## Task description
Identify the lines containing the word "Rutas". Copy each one.

## Data shown
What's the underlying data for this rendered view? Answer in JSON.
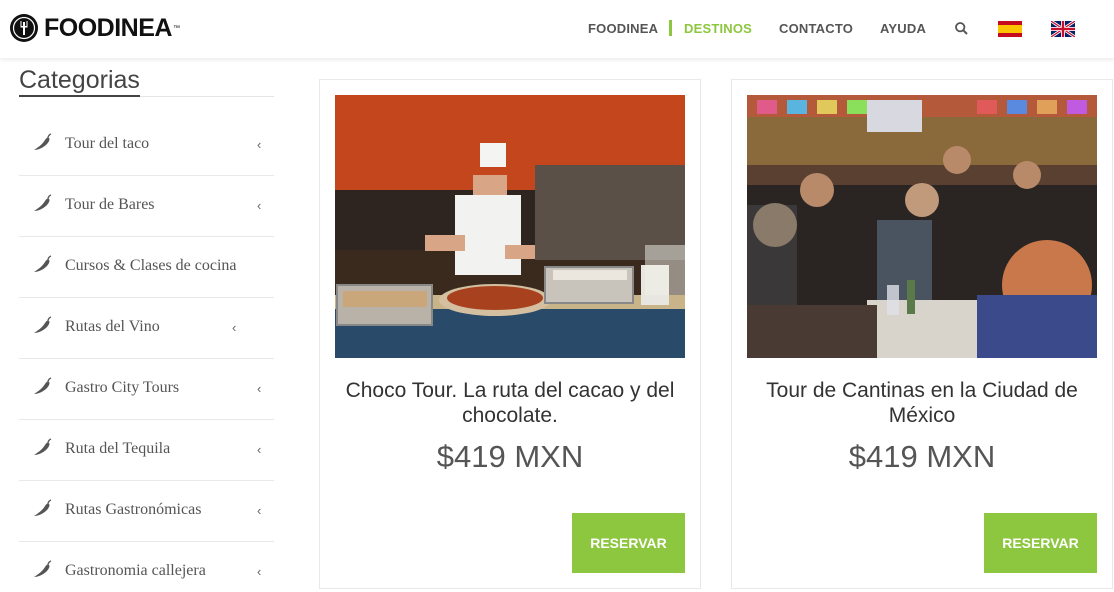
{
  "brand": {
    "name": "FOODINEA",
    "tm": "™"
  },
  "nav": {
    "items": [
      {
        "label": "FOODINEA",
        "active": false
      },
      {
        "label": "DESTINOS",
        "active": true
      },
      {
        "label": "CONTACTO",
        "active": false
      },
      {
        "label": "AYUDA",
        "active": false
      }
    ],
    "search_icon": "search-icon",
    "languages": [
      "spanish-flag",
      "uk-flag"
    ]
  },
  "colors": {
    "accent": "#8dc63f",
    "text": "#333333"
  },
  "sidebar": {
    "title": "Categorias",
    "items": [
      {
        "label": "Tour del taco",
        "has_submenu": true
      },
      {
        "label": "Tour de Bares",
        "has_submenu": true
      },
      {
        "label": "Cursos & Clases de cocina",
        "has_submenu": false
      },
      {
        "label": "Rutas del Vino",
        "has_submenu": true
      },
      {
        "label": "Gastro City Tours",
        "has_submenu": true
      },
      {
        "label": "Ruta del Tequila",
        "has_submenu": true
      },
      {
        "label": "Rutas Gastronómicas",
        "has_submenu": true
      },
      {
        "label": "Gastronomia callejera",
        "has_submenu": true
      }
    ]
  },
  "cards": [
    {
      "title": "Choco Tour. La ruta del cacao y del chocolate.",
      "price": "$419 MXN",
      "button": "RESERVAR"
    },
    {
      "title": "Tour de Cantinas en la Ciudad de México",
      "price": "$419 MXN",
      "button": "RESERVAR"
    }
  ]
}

## Output below
        "label": "Rutas del Vino",
        "label": "Rutas Gastronómicas",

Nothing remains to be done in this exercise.